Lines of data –
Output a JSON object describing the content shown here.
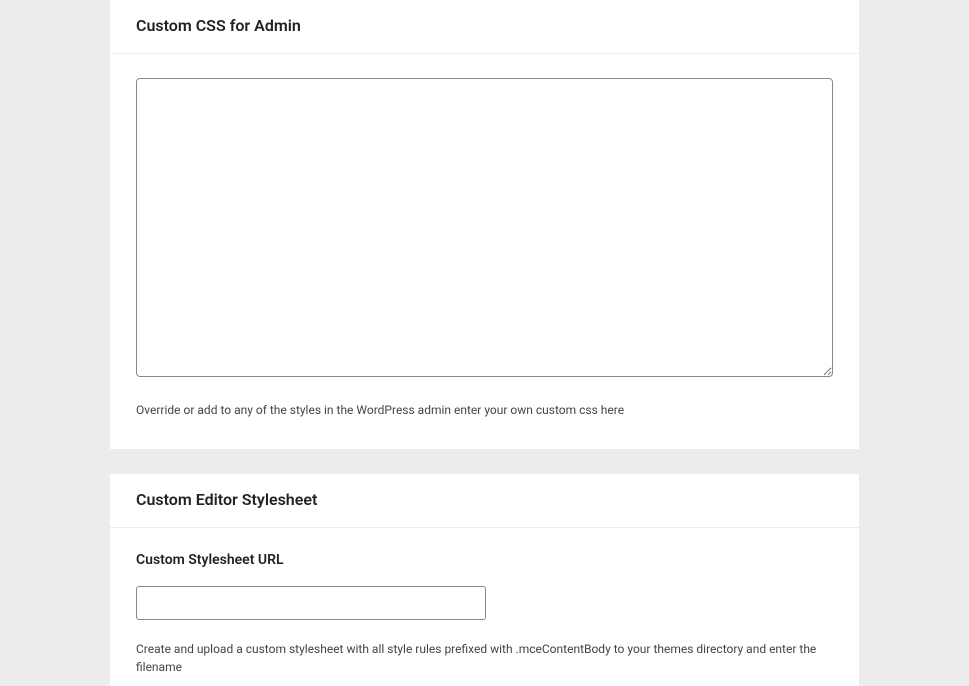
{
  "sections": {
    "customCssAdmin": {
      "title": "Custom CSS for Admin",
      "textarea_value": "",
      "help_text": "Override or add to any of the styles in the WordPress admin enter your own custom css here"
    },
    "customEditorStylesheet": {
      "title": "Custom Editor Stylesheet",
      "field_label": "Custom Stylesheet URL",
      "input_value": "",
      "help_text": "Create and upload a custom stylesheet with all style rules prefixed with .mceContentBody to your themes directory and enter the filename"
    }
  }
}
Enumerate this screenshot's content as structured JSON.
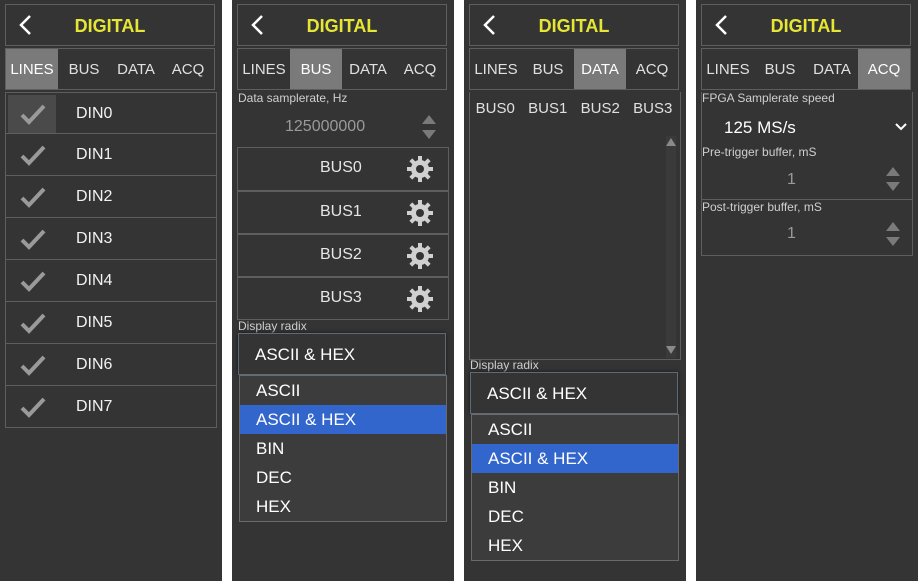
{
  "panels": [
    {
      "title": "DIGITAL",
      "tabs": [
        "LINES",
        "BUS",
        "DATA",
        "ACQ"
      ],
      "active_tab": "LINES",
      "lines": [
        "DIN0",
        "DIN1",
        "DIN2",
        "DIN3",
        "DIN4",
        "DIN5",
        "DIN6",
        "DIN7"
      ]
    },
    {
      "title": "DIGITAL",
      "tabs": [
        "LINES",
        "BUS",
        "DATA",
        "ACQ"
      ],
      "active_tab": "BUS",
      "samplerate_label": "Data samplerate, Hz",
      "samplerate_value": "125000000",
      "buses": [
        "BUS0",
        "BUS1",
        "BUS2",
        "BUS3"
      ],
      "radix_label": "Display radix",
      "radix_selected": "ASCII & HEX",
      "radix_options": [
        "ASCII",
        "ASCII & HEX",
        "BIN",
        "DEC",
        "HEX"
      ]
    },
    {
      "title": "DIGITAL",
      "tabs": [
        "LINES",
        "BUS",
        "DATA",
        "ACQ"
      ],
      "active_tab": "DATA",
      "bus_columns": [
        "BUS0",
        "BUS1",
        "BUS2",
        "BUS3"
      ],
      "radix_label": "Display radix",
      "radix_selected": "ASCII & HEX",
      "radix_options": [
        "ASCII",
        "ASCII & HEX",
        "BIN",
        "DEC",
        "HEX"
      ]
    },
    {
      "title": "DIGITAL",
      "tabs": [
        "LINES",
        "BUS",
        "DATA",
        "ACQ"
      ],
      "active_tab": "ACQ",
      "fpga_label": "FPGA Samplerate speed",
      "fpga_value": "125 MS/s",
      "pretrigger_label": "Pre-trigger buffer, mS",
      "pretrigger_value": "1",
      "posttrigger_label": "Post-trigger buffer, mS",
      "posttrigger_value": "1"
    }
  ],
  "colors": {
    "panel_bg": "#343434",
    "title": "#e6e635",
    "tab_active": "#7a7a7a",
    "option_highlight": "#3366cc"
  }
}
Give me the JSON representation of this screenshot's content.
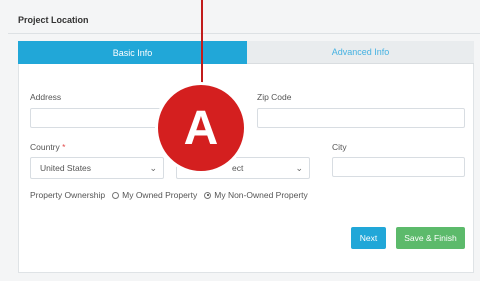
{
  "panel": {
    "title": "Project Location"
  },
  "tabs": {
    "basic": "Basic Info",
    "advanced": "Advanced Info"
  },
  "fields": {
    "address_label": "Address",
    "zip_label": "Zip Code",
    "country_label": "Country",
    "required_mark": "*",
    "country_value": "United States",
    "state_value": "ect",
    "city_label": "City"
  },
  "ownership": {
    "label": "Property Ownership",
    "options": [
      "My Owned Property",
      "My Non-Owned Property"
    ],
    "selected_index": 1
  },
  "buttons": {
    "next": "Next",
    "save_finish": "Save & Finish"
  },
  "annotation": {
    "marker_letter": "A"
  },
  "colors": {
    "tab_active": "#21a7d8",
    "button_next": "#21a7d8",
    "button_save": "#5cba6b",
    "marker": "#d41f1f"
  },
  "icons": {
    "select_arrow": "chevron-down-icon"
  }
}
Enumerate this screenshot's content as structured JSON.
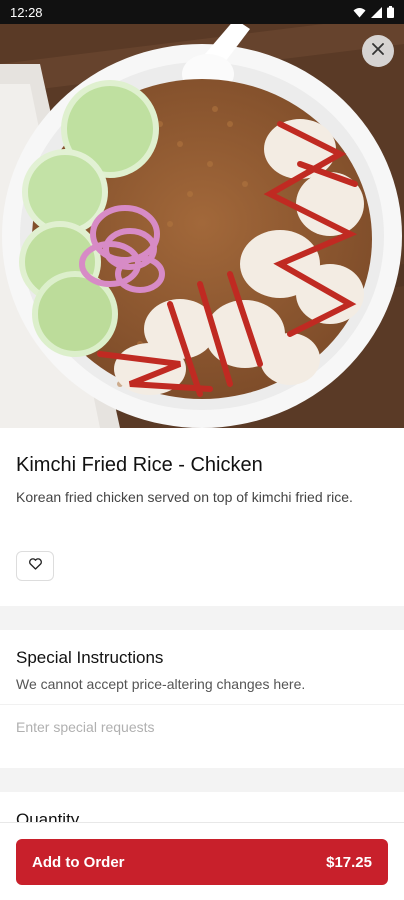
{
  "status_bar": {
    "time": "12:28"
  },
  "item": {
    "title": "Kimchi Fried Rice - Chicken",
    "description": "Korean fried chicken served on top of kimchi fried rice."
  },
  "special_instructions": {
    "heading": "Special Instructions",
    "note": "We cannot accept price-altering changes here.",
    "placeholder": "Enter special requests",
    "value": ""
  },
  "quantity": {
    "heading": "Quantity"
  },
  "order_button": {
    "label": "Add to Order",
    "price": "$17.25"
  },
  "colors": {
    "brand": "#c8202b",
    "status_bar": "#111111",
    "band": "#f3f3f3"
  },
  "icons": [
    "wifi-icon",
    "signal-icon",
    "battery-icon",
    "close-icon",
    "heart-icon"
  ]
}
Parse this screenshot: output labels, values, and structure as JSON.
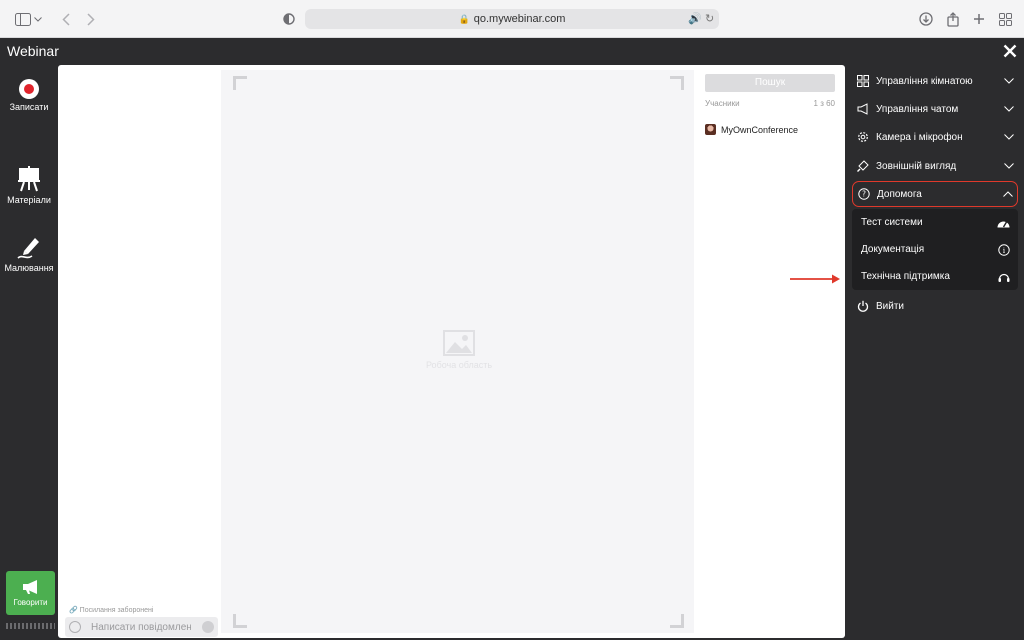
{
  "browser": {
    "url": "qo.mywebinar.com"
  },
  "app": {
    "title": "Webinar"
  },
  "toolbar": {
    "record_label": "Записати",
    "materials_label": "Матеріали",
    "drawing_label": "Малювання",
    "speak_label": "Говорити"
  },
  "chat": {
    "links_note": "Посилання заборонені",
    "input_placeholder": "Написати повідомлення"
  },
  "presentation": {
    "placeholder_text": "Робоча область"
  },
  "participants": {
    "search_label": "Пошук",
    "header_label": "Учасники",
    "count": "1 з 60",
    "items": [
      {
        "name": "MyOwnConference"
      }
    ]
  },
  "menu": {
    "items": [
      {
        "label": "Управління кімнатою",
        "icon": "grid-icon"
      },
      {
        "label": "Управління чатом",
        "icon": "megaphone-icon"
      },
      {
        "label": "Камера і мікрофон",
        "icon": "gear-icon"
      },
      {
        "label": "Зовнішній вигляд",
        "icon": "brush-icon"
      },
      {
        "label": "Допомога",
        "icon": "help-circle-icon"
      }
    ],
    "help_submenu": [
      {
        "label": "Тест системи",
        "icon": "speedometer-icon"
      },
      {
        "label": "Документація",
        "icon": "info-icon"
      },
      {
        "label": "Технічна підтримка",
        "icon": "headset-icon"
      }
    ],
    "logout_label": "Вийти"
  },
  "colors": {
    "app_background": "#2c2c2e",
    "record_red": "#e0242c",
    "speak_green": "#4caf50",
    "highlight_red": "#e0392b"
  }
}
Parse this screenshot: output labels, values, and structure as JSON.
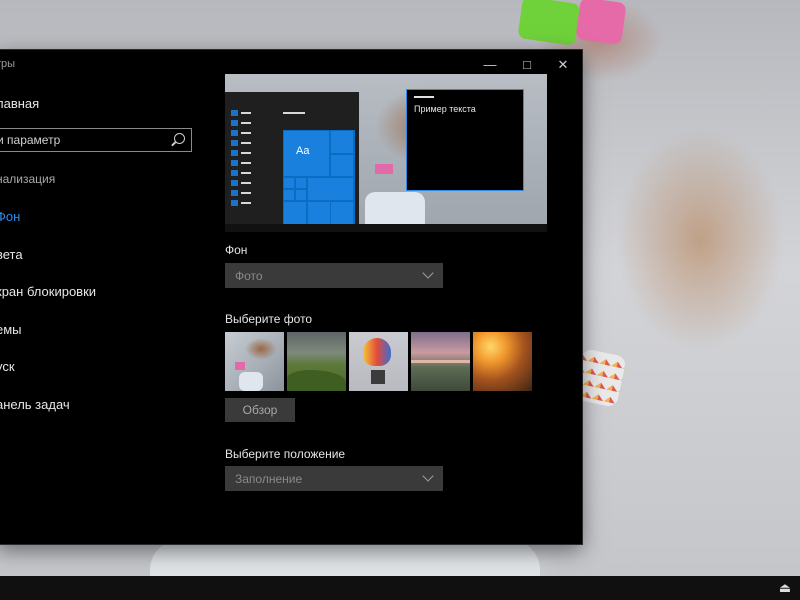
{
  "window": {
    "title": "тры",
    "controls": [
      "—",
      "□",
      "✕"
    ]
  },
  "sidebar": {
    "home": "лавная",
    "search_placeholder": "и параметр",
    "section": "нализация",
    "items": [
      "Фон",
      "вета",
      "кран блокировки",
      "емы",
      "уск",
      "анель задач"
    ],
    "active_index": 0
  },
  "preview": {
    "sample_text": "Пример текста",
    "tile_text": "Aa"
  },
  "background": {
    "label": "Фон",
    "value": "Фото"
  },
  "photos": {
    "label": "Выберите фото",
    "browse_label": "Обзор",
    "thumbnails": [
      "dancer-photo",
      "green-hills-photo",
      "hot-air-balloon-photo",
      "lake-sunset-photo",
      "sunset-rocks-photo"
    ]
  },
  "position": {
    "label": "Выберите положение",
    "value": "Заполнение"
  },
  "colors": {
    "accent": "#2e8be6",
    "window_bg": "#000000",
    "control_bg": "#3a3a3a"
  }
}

AIM –
Reproduce every line above as written, skipping pictures.

FINAL RESULT –
Output a JSON object describing the content shown here.
{
  "sections": {
    "customCssAdmin": {
      "title": "Custom CSS for Admin",
      "textarea_value": "",
      "help_text": "Override or add to any of the styles in the WordPress admin enter your own custom css here"
    },
    "customEditorStylesheet": {
      "title": "Custom Editor Stylesheet",
      "field_label": "Custom Stylesheet URL",
      "input_value": "",
      "help_text": "Create and upload a custom stylesheet with all style rules prefixed with .mceContentBody to your themes directory and enter the filename"
    }
  }
}
Enumerate this screenshot's content as structured JSON.
{
  "panels": [
    {
      "title": "DIGITAL",
      "tabs": [
        "LINES",
        "BUS",
        "DATA",
        "ACQ"
      ],
      "active_tab": "LINES",
      "lines": [
        "DIN0",
        "DIN1",
        "DIN2",
        "DIN3",
        "DIN4",
        "DIN5",
        "DIN6",
        "DIN7"
      ]
    },
    {
      "title": "DIGITAL",
      "tabs": [
        "LINES",
        "BUS",
        "DATA",
        "ACQ"
      ],
      "active_tab": "BUS",
      "samplerate_label": "Data samplerate, Hz",
      "samplerate_value": "125000000",
      "buses": [
        "BUS0",
        "BUS1",
        "BUS2",
        "BUS3"
      ],
      "radix_label": "Display radix",
      "radix_selected": "ASCII & HEX",
      "radix_options": [
        "ASCII",
        "ASCII & HEX",
        "BIN",
        "DEC",
        "HEX"
      ]
    },
    {
      "title": "DIGITAL",
      "tabs": [
        "LINES",
        "BUS",
        "DATA",
        "ACQ"
      ],
      "active_tab": "DATA",
      "bus_columns": [
        "BUS0",
        "BUS1",
        "BUS2",
        "BUS3"
      ],
      "radix_label": "Display radix",
      "radix_selected": "ASCII & HEX",
      "radix_options": [
        "ASCII",
        "ASCII & HEX",
        "BIN",
        "DEC",
        "HEX"
      ]
    },
    {
      "title": "DIGITAL",
      "tabs": [
        "LINES",
        "BUS",
        "DATA",
        "ACQ"
      ],
      "active_tab": "ACQ",
      "fpga_label": "FPGA Samplerate speed",
      "fpga_value": "125 MS/s",
      "pretrigger_label": "Pre-trigger buffer, mS",
      "pretrigger_value": "1",
      "posttrigger_label": "Post-trigger buffer, mS",
      "posttrigger_value": "1"
    }
  ],
  "colors": {
    "panel_bg": "#343434",
    "title": "#e6e635",
    "tab_active": "#7a7a7a",
    "option_highlight": "#3366cc"
  }
}
Give me the JSON representation of this screenshot's content.
{
  "panel": {
    "title": "Project Location"
  },
  "tabs": {
    "basic": "Basic Info",
    "advanced": "Advanced Info"
  },
  "fields": {
    "address_label": "Address",
    "zip_label": "Zip Code",
    "country_label": "Country",
    "required_mark": "*",
    "country_value": "United States",
    "state_value": "ect",
    "city_label": "City"
  },
  "ownership": {
    "label": "Property Ownership",
    "options": [
      "My Owned Property",
      "My Non-Owned Property"
    ],
    "selected_index": 1
  },
  "buttons": {
    "next": "Next",
    "save_finish": "Save & Finish"
  },
  "annotation": {
    "marker_letter": "A"
  },
  "colors": {
    "tab_active": "#21a7d8",
    "button_next": "#21a7d8",
    "button_save": "#5cba6b",
    "marker": "#d41f1f"
  },
  "icons": {
    "select_arrow": "chevron-down-icon"
  }
}
Enumerate this screenshot's content as structured JSON.
{
  "status_bar": {
    "time": "12:28"
  },
  "item": {
    "title": "Kimchi Fried Rice - Chicken",
    "description": "Korean fried chicken served on top of kimchi fried rice."
  },
  "special_instructions": {
    "heading": "Special Instructions",
    "note": "We cannot accept price-altering changes here.",
    "placeholder": "Enter special requests",
    "value": ""
  },
  "quantity": {
    "heading": "Quantity"
  },
  "order_button": {
    "label": "Add to Order",
    "price": "$17.25"
  },
  "colors": {
    "brand": "#c8202b",
    "status_bar": "#111111",
    "band": "#f3f3f3"
  },
  "icons": [
    "wifi-icon",
    "signal-icon",
    "battery-icon",
    "close-icon",
    "heart-icon"
  ]
}
Parse this screenshot: output labels, values, and structure as JSON.
{
  "browser": {
    "url": "qo.mywebinar.com"
  },
  "app": {
    "title": "Webinar"
  },
  "toolbar": {
    "record_label": "Записати",
    "materials_label": "Матеріали",
    "drawing_label": "Малювання",
    "speak_label": "Говорити"
  },
  "chat": {
    "links_note": "Посилання заборонені",
    "input_placeholder": "Написати повідомлення"
  },
  "presentation": {
    "placeholder_text": "Робоча область"
  },
  "participants": {
    "search_label": "Пошук",
    "header_label": "Учасники",
    "count": "1 з 60",
    "items": [
      {
        "name": "MyOwnConference"
      }
    ]
  },
  "menu": {
    "items": [
      {
        "label": "Управління кімнатою",
        "icon": "grid-icon"
      },
      {
        "label": "Управління чатом",
        "icon": "megaphone-icon"
      },
      {
        "label": "Камера і мікрофон",
        "icon": "gear-icon"
      },
      {
        "label": "Зовнішній вигляд",
        "icon": "brush-icon"
      },
      {
        "label": "Допомога",
        "icon": "help-circle-icon"
      }
    ],
    "help_submenu": [
      {
        "label": "Тест системи",
        "icon": "speedometer-icon"
      },
      {
        "label": "Документація",
        "icon": "info-icon"
      },
      {
        "label": "Технічна підтримка",
        "icon": "headset-icon"
      }
    ],
    "logout_label": "Вийти"
  },
  "colors": {
    "app_background": "#2c2c2e",
    "record_red": "#e0242c",
    "speak_green": "#4caf50",
    "highlight_red": "#e0392b"
  }
}
Parse this screenshot: output labels, values, and structure as JSON.
{
  "window": {
    "title": "тры",
    "controls": [
      "—",
      "□",
      "✕"
    ]
  },
  "sidebar": {
    "home": "лавная",
    "search_placeholder": "и параметр",
    "section": "нализация",
    "items": [
      "Фон",
      "вета",
      "кран блокировки",
      "емы",
      "уск",
      "анель задач"
    ],
    "active_index": 0
  },
  "preview": {
    "sample_text": "Пример текста",
    "tile_text": "Aa"
  },
  "background": {
    "label": "Фон",
    "value": "Фото"
  },
  "photos": {
    "label": "Выберите фото",
    "browse_label": "Обзор",
    "thumbnails": [
      "dancer-photo",
      "green-hills-photo",
      "hot-air-balloon-photo",
      "lake-sunset-photo",
      "sunset-rocks-photo"
    ]
  },
  "position": {
    "label": "Выберите положение",
    "value": "Заполнение"
  },
  "colors": {
    "accent": "#2e8be6",
    "window_bg": "#000000",
    "control_bg": "#3a3a3a"
  }
}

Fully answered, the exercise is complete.